SUPPLIED TEXT
Interest is based on the Eurodollar rate, plus 2.25%, less a pricing reduction,
if any, in effect from time to time, and is payable quarterly. The interest rate
on borrowings outstanding under the AFL II Term Loan Facility was 8.13% at
December 31, 1997. Quarterly scheduled principal payments of $2.5 million
commenced in February 1998 and increase to $5.7 million in August 1998 with a
final payment of $50.0 million in May 2004. The AFL II Term Loan Facility is
secured by a first priority interest in the four subject aircraft, plus nine
spare engines, and is restrictive with respect to limitations on indebtedness,
liens, investments, contingent obligations, restricted junior payments, capital
expenditures, amendments of material agreements, leases, transactions with
shareholders and affiliates and the conduct of business. AFL II was in
compliance with all of its covenants as of December 31, 1997.
 
     In October 1997, Atlas Flightlease, Inc. ("AFI"), a wholly-owned subsidiary
of the Company, secured a 2-year LIBOR based financing with Bankers Trust
Company for approximately 80% of the purchase price of a 1988 Canadair
Challenger passenger aircraft (the "Challenger"). AFI purchased the Challenger
from MAC Flightlease, Inc. ("MAC Flightlease"), an entity wholly-owned by the
wife of the Company's Chairman, President and CEO (see Note 7 to the
Consolidated Financial Statements), in the third quarter of 1997. In December
1997, AFI refinanced the Challenger for approximately 100% of its purchase price
with Nationsbanc under a 5-year loan which was guaranteed by the Company.
Interest is based on the Eurodollar rate, plus 2.35%, and is payable quarterly
with concurrent scheduled payments of principal. The interest rate on borrowings
outstanding under the Nationsbanc debt was 8.26% at December 31, 1997. The loan
is secured by a first priority security interest in the Challenger. Covenants
with respect to this financing require specific levels of insurance, as well as
contain requirements regarding use, maintenance, configuration, liens and
disposition of the Challenger, among other things. AFI was in compliance with
all of its covenants as of December 31, 1997.
 
     Due to the contractual nature of the Company's business, the Company's
management does not consider its operations to be highly working
capital-intensive in nature. Because most of the non-ACMI costs normally
associated with operations are borne by and directly paid for by the Company's
customers, the Company does not incur significant costs in advance of the
receipt of corresponding revenues. Moreover, ACMI costs, which are the
responsibility of the Company, are generally incurred on a regular, periodic
basis ranging from flight hours to months. These costs are largely matched by
revenue receipts, as the Company's contracts require regular payments from its
customers, based upon current flight activity, generally every two to four
weeks. As a result, the Company has not in the past had a requirement for a
working capital facility. The Company is exploring the possibility of entering
into an unsecured line of credit for general working capital purposes.

SET OF TASKS
1 - Decide whether each statement agrees with the loan disclosure, answering yes or no and quoting the words that settle it: (a) the AFL II Term Loan Facility carried an interest rate of 8.13% at December 31, 1997; (b) AFI refinanced the Challenger with Nationsbanc under a 2-year loan; (c) AFI bought the Challenger from MAC Flightlease.
2 - According to the loan disclosure, how often do the Company's contracts generally require customers to make payments?
3 - Quote the loan disclosure between "In October 1997, Atlas" and "by the Company.", inclusive.
The entries are not needed here.

SUPPLIED ENTRIES
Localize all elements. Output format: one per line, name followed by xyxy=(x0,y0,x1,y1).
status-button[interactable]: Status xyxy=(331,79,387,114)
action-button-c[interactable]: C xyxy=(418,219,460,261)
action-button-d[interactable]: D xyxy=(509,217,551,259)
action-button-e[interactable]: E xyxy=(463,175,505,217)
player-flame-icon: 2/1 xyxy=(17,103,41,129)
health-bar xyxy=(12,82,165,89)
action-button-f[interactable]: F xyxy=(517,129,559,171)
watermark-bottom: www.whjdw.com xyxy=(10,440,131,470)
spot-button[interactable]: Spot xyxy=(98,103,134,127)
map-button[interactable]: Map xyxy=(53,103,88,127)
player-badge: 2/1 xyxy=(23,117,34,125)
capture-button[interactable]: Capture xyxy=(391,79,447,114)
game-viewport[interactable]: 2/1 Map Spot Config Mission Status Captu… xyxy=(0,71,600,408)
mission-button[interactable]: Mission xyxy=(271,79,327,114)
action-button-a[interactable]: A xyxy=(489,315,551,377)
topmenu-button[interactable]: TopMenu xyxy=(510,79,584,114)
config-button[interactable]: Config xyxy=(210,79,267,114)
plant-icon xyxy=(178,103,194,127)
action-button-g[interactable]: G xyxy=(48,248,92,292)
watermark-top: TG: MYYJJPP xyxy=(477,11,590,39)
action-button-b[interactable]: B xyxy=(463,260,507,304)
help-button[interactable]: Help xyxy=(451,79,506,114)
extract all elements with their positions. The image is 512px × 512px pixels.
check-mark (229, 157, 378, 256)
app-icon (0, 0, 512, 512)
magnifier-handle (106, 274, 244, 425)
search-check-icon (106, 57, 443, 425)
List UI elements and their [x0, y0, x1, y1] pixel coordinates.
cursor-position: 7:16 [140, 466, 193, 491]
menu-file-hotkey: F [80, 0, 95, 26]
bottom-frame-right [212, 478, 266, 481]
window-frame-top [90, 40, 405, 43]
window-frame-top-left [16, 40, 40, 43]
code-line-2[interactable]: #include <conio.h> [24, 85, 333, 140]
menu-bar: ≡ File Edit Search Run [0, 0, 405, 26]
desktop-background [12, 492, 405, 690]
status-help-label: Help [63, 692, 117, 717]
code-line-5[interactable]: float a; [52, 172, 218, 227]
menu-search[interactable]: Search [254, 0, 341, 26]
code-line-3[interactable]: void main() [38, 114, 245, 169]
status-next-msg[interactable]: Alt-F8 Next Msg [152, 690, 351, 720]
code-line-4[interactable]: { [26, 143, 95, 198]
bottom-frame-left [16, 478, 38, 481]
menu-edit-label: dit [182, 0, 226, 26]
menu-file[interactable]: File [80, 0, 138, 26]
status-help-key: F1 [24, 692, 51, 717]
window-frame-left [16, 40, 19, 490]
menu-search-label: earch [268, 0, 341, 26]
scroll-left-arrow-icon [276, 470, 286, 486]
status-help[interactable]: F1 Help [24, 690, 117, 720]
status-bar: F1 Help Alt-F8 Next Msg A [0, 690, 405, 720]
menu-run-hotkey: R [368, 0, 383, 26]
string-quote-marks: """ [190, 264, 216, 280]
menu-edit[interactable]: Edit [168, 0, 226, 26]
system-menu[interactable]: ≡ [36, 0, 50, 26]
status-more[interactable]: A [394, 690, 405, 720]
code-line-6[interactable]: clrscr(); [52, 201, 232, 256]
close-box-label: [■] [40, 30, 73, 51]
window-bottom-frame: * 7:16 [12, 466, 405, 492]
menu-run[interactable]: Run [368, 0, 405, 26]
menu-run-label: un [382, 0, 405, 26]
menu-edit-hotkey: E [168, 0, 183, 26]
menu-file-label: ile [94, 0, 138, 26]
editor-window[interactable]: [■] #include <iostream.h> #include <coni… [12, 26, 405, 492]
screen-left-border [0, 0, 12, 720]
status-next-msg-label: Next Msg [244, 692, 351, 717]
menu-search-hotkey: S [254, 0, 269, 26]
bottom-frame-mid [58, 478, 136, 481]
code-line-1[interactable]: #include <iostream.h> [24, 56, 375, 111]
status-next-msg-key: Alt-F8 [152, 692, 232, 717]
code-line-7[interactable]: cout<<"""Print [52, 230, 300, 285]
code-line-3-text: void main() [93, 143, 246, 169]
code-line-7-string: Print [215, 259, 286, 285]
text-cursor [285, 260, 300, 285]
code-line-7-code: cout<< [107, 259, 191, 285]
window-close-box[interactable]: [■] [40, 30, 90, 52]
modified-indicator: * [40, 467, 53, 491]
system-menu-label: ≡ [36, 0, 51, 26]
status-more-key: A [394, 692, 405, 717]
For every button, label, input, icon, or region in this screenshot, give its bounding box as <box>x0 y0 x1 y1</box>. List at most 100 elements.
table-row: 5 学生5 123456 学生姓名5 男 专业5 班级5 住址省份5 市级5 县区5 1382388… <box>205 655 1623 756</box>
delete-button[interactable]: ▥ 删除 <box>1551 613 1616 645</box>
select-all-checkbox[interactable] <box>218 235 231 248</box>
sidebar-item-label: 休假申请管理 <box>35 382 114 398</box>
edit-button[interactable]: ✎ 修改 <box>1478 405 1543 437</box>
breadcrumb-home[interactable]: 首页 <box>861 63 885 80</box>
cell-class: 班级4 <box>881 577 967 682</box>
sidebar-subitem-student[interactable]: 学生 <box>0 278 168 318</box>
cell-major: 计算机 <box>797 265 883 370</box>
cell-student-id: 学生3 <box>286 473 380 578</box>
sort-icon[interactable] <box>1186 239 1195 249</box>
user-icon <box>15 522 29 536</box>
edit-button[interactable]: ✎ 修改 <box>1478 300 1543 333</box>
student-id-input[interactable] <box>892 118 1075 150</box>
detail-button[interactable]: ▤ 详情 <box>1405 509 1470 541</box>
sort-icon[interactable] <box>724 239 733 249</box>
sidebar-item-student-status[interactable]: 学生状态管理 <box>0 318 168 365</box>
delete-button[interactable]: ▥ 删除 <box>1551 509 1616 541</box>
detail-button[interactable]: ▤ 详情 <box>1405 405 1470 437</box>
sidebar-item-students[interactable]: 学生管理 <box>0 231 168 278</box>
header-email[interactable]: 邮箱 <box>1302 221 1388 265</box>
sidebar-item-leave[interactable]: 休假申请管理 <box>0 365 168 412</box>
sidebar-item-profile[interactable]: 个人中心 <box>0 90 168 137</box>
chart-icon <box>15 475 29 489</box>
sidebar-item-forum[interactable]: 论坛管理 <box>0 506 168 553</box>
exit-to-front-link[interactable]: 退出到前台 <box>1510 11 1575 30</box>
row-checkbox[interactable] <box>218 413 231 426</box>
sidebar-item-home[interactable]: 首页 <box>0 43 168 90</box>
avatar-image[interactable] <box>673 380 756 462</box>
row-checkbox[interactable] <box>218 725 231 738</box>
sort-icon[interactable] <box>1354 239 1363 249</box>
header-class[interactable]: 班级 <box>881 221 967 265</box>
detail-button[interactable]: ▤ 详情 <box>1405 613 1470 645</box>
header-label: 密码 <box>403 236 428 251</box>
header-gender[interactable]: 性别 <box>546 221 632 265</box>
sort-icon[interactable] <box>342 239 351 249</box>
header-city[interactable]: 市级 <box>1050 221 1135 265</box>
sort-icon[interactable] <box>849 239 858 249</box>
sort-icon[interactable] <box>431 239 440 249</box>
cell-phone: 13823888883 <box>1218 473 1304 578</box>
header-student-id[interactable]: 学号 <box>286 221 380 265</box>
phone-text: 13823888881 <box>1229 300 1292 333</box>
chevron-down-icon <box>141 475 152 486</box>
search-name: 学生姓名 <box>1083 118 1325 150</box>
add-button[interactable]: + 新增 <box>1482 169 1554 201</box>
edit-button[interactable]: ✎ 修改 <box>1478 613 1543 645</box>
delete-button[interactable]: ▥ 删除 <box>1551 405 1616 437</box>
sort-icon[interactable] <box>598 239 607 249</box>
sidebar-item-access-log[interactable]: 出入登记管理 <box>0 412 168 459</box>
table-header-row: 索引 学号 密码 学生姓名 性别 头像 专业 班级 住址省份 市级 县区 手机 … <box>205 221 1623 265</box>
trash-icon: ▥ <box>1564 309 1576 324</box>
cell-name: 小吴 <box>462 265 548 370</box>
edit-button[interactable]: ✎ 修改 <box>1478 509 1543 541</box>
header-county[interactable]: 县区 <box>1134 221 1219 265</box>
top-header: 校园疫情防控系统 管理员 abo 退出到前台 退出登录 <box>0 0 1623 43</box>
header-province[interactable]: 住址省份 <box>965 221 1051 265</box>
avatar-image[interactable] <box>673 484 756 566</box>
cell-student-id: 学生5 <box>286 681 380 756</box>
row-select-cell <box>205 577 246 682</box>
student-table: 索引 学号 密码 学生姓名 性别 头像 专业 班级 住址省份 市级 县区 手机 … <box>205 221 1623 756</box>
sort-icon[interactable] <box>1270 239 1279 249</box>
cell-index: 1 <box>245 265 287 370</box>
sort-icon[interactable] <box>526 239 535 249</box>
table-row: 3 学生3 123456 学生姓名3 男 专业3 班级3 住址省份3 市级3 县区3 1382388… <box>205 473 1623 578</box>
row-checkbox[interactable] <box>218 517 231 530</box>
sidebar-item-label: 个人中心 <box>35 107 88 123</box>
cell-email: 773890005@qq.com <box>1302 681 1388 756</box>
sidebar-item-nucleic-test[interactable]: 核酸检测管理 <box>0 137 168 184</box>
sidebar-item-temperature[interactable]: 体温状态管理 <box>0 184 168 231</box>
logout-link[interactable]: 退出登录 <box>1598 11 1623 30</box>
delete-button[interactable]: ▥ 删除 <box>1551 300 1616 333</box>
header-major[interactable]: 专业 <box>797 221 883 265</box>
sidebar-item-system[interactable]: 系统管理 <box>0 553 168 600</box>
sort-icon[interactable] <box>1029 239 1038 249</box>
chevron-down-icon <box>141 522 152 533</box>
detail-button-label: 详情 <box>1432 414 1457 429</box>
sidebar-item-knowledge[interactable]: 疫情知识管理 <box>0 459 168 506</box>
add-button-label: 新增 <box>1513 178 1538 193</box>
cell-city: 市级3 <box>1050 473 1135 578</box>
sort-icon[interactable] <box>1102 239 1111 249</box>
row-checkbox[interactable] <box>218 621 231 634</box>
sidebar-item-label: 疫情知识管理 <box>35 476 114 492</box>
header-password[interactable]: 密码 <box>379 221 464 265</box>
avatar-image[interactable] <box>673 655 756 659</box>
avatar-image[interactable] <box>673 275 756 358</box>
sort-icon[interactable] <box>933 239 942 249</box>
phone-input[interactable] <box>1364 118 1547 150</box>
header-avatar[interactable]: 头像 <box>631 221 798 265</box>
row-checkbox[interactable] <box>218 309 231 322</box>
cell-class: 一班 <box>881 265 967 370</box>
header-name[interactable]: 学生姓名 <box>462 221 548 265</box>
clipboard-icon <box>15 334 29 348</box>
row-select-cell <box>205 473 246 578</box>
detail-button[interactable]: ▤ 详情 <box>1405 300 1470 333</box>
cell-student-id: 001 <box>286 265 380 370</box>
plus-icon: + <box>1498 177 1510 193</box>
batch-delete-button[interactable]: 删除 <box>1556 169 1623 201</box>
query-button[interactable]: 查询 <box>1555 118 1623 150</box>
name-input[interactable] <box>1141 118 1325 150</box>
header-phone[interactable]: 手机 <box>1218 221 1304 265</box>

ANSWERS BY ITEM
1 -
(a) Yes: "The interest rate on borrowings outstanding under the AFL II Term Loan Facility was 8.13% at December 31, 1997."
(b) No: "with Nationsbanc under a 5-year loan which was guaranteed by the Company"
(c) Yes: "AFI purchased the Challenger from MAC Flightlease, Inc."

2 - Generally every two to four weeks, based on current flight activity.

3 -
In October 1997, Atlas Flightlease, Inc. ("AFI"), a wholly-owned subsidiary
of the Company, secured a 2-year LIBOR based financing with Bankers Trust
Company for approximately 80% of the purchase price of a 1988 Canadair
Challenger passenger aircraft (the "Challenger"). AFI purchased the Challenger
from MAC Flightlease, Inc. ("MAC Flightlease"), an entity wholly-owned by the
wife of the Company's Chairman, President and CEO (see Note 7 to the
Consolidated Financial Statements), in the third quarter of 1997. In December
1997, AFI refinanced the Challenger for approximately 100% of its purchase price
with Nationsbanc under a 5-year loan which was guaranteed by the Company.